• Exercise objective
Each entry here needs to be set down again exactly, please; pictures are left out.

• Listed records
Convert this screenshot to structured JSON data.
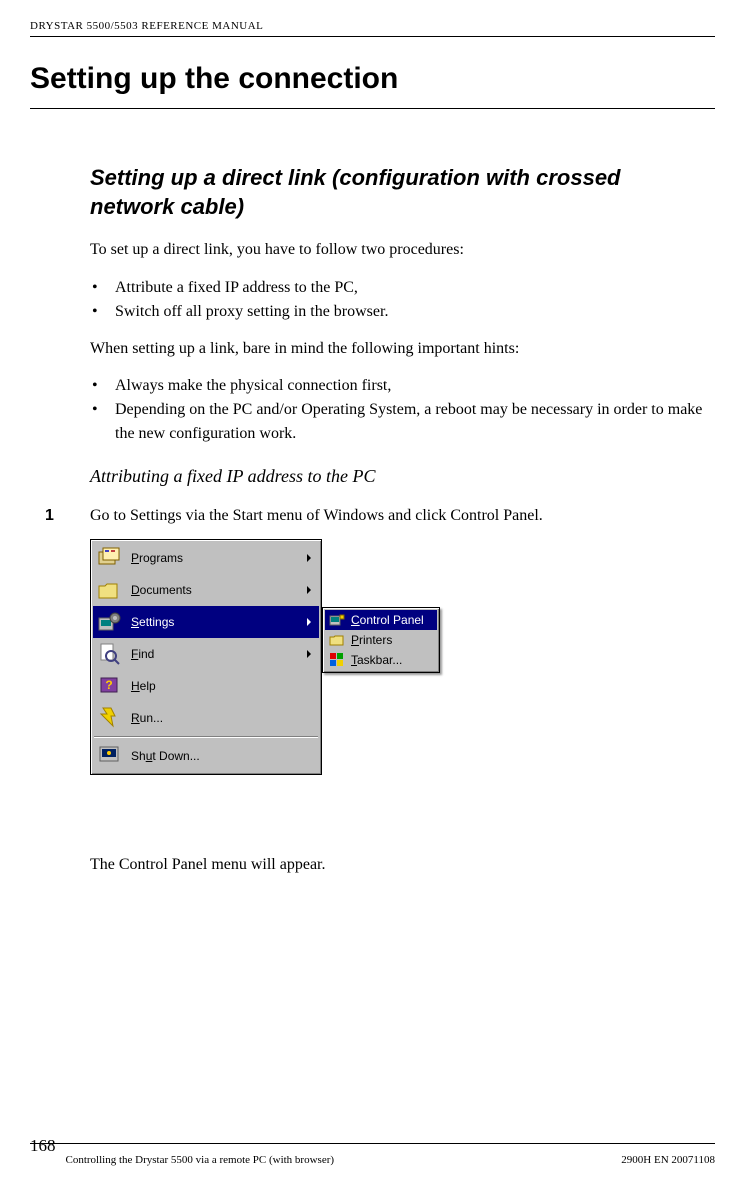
{
  "header": "DRYSTAR 5500/5503 REFERENCE MANUAL",
  "title": "Setting up the connection",
  "section_title": "Setting up a direct link (configuration with crossed network cable)",
  "intro": "To set up a direct link, you have to follow two procedures:",
  "bullets_a": [
    "Attribute a fixed IP address to the PC,",
    "Switch off all proxy setting in the browser."
  ],
  "hints_intro": "When setting up a link, bare in mind the following important hints:",
  "bullets_b": [
    "Always make the physical connection first,",
    "Depending on the PC and/or Operating System, a reboot may be necessary in order to make the new configuration work."
  ],
  "subsection": "Attributing a fixed IP address to the PC",
  "step1_num": "1",
  "step1_text": "Go to Settings via the Start menu of Windows and click Control Panel.",
  "after_img": "The Control Panel menu will appear.",
  "menu": {
    "items": [
      {
        "label_pre": "",
        "label_u": "P",
        "label_post": "rograms",
        "arrow": true
      },
      {
        "label_pre": "",
        "label_u": "D",
        "label_post": "ocuments",
        "arrow": true
      },
      {
        "label_pre": "",
        "label_u": "S",
        "label_post": "ettings",
        "arrow": true,
        "selected": true
      },
      {
        "label_pre": "",
        "label_u": "F",
        "label_post": "ind",
        "arrow": true
      },
      {
        "label_pre": "",
        "label_u": "H",
        "label_post": "elp",
        "arrow": false
      },
      {
        "label_pre": "",
        "label_u": "R",
        "label_post": "un...",
        "arrow": false
      }
    ],
    "shutdown": {
      "label_pre": "Sh",
      "label_u": "u",
      "label_post": "t Down..."
    },
    "submenu": [
      {
        "label_pre": "",
        "label_u": "C",
        "label_post": "ontrol Panel",
        "hl": true
      },
      {
        "label_pre": "",
        "label_u": "P",
        "label_post": "rinters",
        "hl": false
      },
      {
        "label_pre": "",
        "label_u": "T",
        "label_post": "askbar...",
        "hl": false
      }
    ]
  },
  "footer": {
    "page_num": "168",
    "center": "Controlling the Drystar 5500 via a remote PC (with browser)",
    "right": "2900H EN 20071108"
  }
}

• Task solution
Convert this screenshot to structured JSON data.
{
  "header": "DRYSTAR 5500/5503 REFERENCE MANUAL",
  "title": "Setting up the connection",
  "section_title": "Setting up a direct link (configuration with crossed network cable)",
  "intro": "To set up a direct link, you have to follow two procedures:",
  "bullets_a": [
    "Attribute a fixed IP address to the PC,",
    "Switch off all proxy setting in the browser."
  ],
  "hints_intro": "When setting up a link, bare in mind the following important hints:",
  "bullets_b": [
    "Always make the physical connection first,",
    "Depending on the PC and/or Operating System, a reboot may be necessary in order to make the new configuration work."
  ],
  "subsection": "Attributing a fixed IP address to the PC",
  "step1_num": "1",
  "step1_text": "Go to Settings via the Start menu of Windows and click Control Panel.",
  "after_img": "The Control Panel menu will appear.",
  "menu": {
    "items": [
      {
        "label_pre": "",
        "label_u": "P",
        "label_post": "rograms",
        "arrow": true
      },
      {
        "label_pre": "",
        "label_u": "D",
        "label_post": "ocuments",
        "arrow": true
      },
      {
        "label_pre": "",
        "label_u": "S",
        "label_post": "ettings",
        "arrow": true,
        "selected": true
      },
      {
        "label_pre": "",
        "label_u": "F",
        "label_post": "ind",
        "arrow": true
      },
      {
        "label_pre": "",
        "label_u": "H",
        "label_post": "elp",
        "arrow": false
      },
      {
        "label_pre": "",
        "label_u": "R",
        "label_post": "un...",
        "arrow": false
      }
    ],
    "shutdown": {
      "label_pre": "Sh",
      "label_u": "u",
      "label_post": "t Down..."
    },
    "submenu": [
      {
        "label_pre": "",
        "label_u": "C",
        "label_post": "ontrol Panel",
        "hl": true
      },
      {
        "label_pre": "",
        "label_u": "P",
        "label_post": "rinters",
        "hl": false
      },
      {
        "label_pre": "",
        "label_u": "T",
        "label_post": "askbar...",
        "hl": false
      }
    ]
  },
  "footer": {
    "page_num": "168",
    "center": "Controlling the Drystar 5500 via a remote PC (with browser)",
    "right": "2900H EN 20071108"
  }
}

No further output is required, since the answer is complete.